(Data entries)
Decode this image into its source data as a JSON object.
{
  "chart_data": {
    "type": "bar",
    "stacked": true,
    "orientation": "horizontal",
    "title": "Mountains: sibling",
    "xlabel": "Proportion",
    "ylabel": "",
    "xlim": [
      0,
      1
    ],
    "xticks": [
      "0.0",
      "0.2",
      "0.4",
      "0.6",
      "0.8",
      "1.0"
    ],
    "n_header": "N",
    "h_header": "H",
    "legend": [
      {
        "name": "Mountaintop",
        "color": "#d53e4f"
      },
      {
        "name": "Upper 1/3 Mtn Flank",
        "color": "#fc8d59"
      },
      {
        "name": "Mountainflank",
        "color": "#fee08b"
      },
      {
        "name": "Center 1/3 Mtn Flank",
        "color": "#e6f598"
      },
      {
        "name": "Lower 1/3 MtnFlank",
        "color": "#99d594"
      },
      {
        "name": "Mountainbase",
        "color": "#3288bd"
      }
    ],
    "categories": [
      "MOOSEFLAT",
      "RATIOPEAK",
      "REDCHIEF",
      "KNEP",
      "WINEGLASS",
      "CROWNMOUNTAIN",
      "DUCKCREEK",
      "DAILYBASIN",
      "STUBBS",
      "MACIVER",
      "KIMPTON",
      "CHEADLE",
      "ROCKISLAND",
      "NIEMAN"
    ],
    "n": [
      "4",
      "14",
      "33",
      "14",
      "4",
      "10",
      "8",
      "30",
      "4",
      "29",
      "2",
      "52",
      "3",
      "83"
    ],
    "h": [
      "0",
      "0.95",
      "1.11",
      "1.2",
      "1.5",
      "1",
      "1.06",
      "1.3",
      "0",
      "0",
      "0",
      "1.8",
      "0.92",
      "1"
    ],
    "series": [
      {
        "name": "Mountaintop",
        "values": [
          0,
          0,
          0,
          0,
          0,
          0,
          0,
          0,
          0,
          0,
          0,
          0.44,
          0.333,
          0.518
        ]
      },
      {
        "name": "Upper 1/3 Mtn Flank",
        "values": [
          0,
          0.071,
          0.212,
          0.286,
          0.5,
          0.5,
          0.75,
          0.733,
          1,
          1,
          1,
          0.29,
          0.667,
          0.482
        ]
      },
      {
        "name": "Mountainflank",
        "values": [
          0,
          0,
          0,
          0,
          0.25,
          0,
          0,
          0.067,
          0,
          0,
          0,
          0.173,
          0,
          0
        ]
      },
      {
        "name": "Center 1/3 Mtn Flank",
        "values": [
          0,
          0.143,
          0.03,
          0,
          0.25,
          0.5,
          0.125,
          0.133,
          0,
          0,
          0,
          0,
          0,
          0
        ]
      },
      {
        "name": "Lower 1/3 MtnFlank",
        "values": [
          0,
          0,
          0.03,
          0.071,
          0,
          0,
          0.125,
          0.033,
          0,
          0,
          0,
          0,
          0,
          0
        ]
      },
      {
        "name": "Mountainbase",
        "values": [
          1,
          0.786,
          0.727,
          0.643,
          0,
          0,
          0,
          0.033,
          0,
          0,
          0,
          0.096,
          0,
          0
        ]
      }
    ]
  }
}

What needs to be done: Print the listing above in its entirety, with every line exact.

Solution:
Decode this image into its source data as a JSON object.
{
  "chart_data": {
    "type": "bar",
    "stacked": true,
    "orientation": "horizontal",
    "title": "Mountains: sibling",
    "xlabel": "Proportion",
    "ylabel": "",
    "xlim": [
      0,
      1
    ],
    "xticks": [
      "0.0",
      "0.2",
      "0.4",
      "0.6",
      "0.8",
      "1.0"
    ],
    "n_header": "N",
    "h_header": "H",
    "legend": [
      {
        "name": "Mountaintop",
        "color": "#d53e4f"
      },
      {
        "name": "Upper 1/3 Mtn Flank",
        "color": "#fc8d59"
      },
      {
        "name": "Mountainflank",
        "color": "#fee08b"
      },
      {
        "name": "Center 1/3 Mtn Flank",
        "color": "#e6f598"
      },
      {
        "name": "Lower 1/3 MtnFlank",
        "color": "#99d594"
      },
      {
        "name": "Mountainbase",
        "color": "#3288bd"
      }
    ],
    "categories": [
      "MOOSEFLAT",
      "RATIOPEAK",
      "REDCHIEF",
      "KNEP",
      "WINEGLASS",
      "CROWNMOUNTAIN",
      "DUCKCREEK",
      "DAILYBASIN",
      "STUBBS",
      "MACIVER",
      "KIMPTON",
      "CHEADLE",
      "ROCKISLAND",
      "NIEMAN"
    ],
    "n": [
      "4",
      "14",
      "33",
      "14",
      "4",
      "10",
      "8",
      "30",
      "4",
      "29",
      "2",
      "52",
      "3",
      "83"
    ],
    "h": [
      "0",
      "0.95",
      "1.11",
      "1.2",
      "1.5",
      "1",
      "1.06",
      "1.3",
      "0",
      "0",
      "0",
      "1.8",
      "0.92",
      "1"
    ],
    "series": [
      {
        "name": "Mountaintop",
        "values": [
          0,
          0,
          0,
          0,
          0,
          0,
          0,
          0,
          0,
          0,
          0,
          0.44,
          0.333,
          0.518
        ]
      },
      {
        "name": "Upper 1/3 Mtn Flank",
        "values": [
          0,
          0.071,
          0.212,
          0.286,
          0.5,
          0.5,
          0.75,
          0.733,
          1,
          1,
          1,
          0.29,
          0.667,
          0.482
        ]
      },
      {
        "name": "Mountainflank",
        "values": [
          0,
          0,
          0,
          0,
          0.25,
          0,
          0,
          0.067,
          0,
          0,
          0,
          0.173,
          0,
          0
        ]
      },
      {
        "name": "Center 1/3 Mtn Flank",
        "values": [
          0,
          0.143,
          0.03,
          0,
          0.25,
          0.5,
          0.125,
          0.133,
          0,
          0,
          0,
          0,
          0,
          0
        ]
      },
      {
        "name": "Lower 1/3 MtnFlank",
        "values": [
          0,
          0,
          0.03,
          0.071,
          0,
          0,
          0.125,
          0.033,
          0,
          0,
          0,
          0,
          0,
          0
        ]
      },
      {
        "name": "Mountainbase",
        "values": [
          1,
          0.786,
          0.727,
          0.643,
          0,
          0,
          0,
          0.033,
          0,
          0,
          0,
          0.096,
          0,
          0
        ]
      }
    ]
  }
}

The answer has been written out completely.